* What is required *
Of the lines below, how many hold the string "Articles"? Give only the number.

Dataset items:
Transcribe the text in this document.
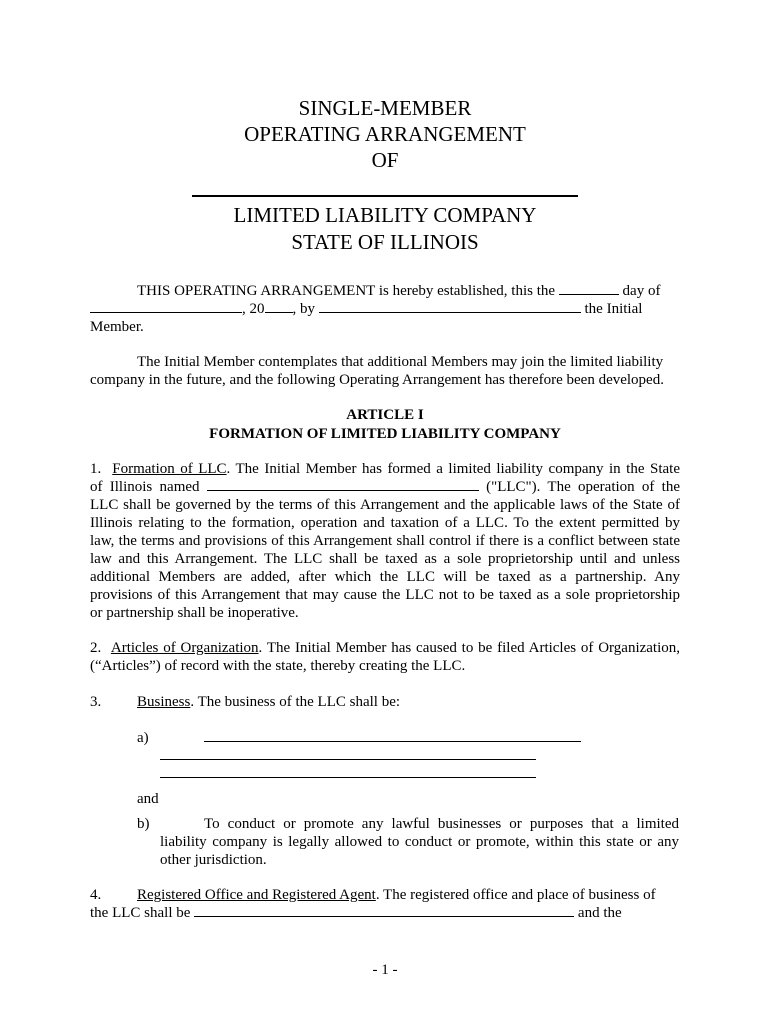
SINGLE-MEMBER
OPERATING ARRANGEMENT
OF
LIMITED LIABILITY COMPANY
STATE OF ILLINOIS
THIS OPERATING ARRANGEMENT is hereby established, this the	day of
, 20 , by	the Initial
Member.
The Initial Member contemplates that additional Members may join the limited liability
company in the future, and the following Operating Arrangement has therefore been developed.
ARTICLE I
FORMATION OF LIMITED LIABILITY COMPANY
1. Formation of LLC. The Initial Member has formed a limited liability company in the State
of Illinois named	("LLC"). The operation of the
LLC shall be governed by the terms of this Arrangement and the applicable laws of the State of
Illinois relating to the formation, operation and taxation of a LLC. To the extent permitted by
law, the terms and provisions of this Arrangement shall control if there is a conflict between state
law and this Arrangement. The LLC shall be taxed as a sole proprietorship until and unless
additional Members are added, after which the LLC will be taxed as a partnership. Any
provisions of this Arrangement that may cause the LLC not to be taxed as a sole proprietorship
or partnership shall be inoperative.
2. Articles of Organization. The Initial Member has caused to be filed Articles of Organization,
(“Articles”) of record with the state, thereby creating the LLC.
3.	Business. The business of the LLC shall be:
a)
and
b)	To conduct or promote any lawful businesses or purposes that a limited
liability company is legally allowed to conduct or promote, within this state or any
other jurisdiction.
4.	Registered Office and Registered Agent. The registered office and place of business of
the LLC shall be	and the
- 1 -
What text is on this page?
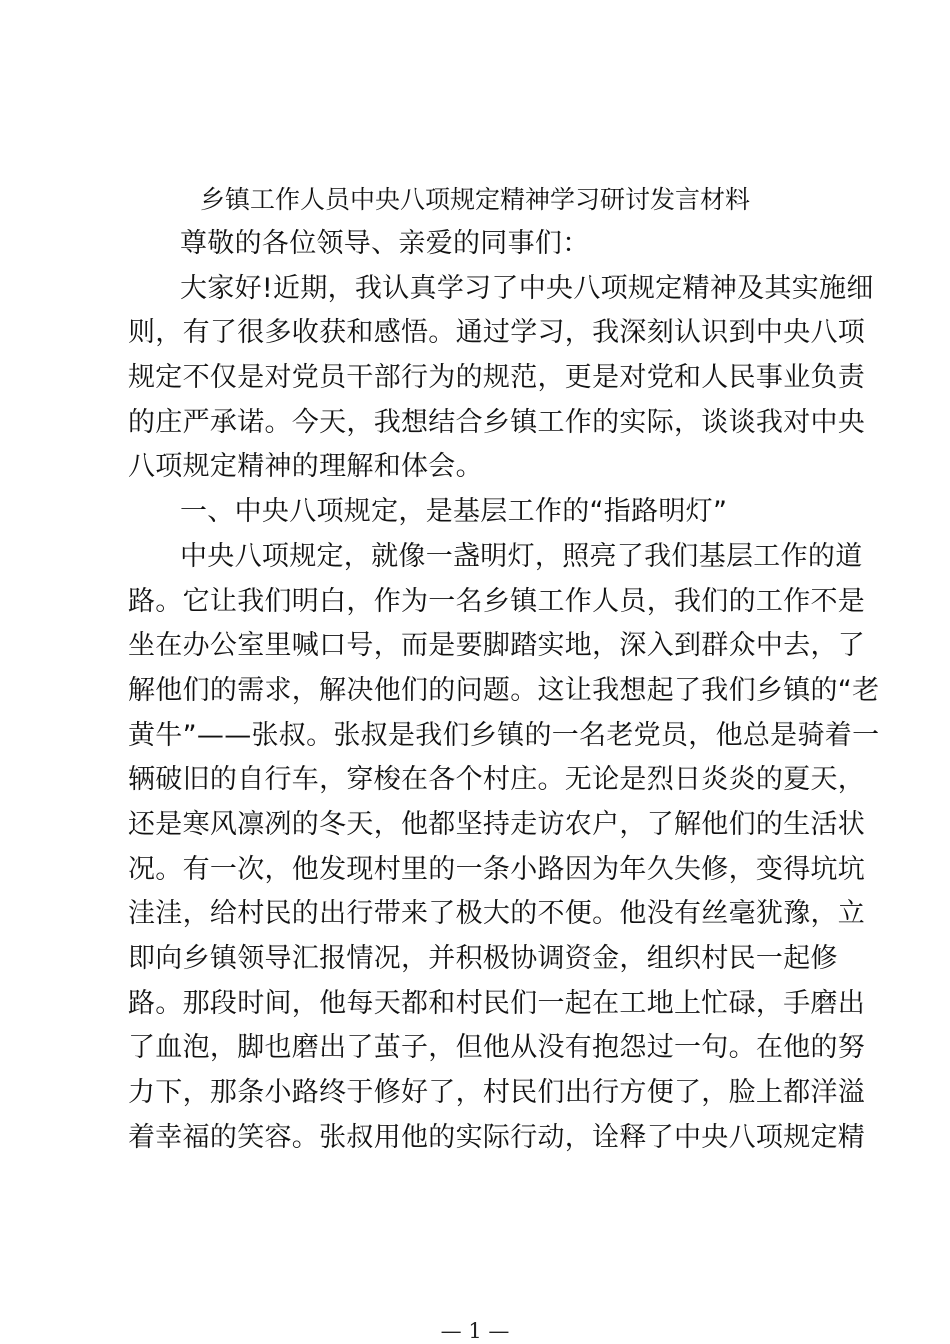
乡镇工作人员中央八项规定精神学习研讨发言材料
尊敬的各位领导、亲爱的同事们：
大家好!近期，我认真学习了中央八项规定精神及其实施细
则，有了很多收获和感悟。通过学习，我深刻认识到中央八项
规定不仅是对党员干部行为的规范，更是对党和人民事业负责
的庄严承诺。今天，我想结合乡镇工作的实际，谈谈我对中央
八项规定精神的理解和体会。
一、中央八项规定，是基层工作的“指路明灯”
中央八项规定，就像一盏明灯，照亮了我们基层工作的道
路。它让我们明白，作为一名乡镇工作人员，我们的工作不是
坐在办公室里喊口号，而是要脚踏实地，深入到群众中去，了
解他们的需求，解决他们的问题。这让我想起了我们乡镇的“老
黄牛”——张叔。张叔是我们乡镇的一名老党员，他总是骑着一
辆破旧的自行车，穿梭在各个村庄。无论是烈日炎炎的夏天，
还是寒风凛冽的冬天，他都坚持走访农户，了解他们的生活状
况。有一次，他发现村里的一条小路因为年久失修，变得坑坑
洼洼，给村民的出行带来了极大的不便。他没有丝毫犹豫，立
即向乡镇领导汇报情况，并积极协调资金，组织村民一起修
路。那段时间，他每天都和村民们一起在工地上忙碌，手磨出
了血泡，脚也磨出了茧子，但他从没有抱怨过一句。在他的努
力下，那条小路终于修好了，村民们出行方便了，脸上都洋溢
着幸福的笑容。张叔用他的实际行动，诠释了中央八项规定精
— 1 —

* Correct response *
2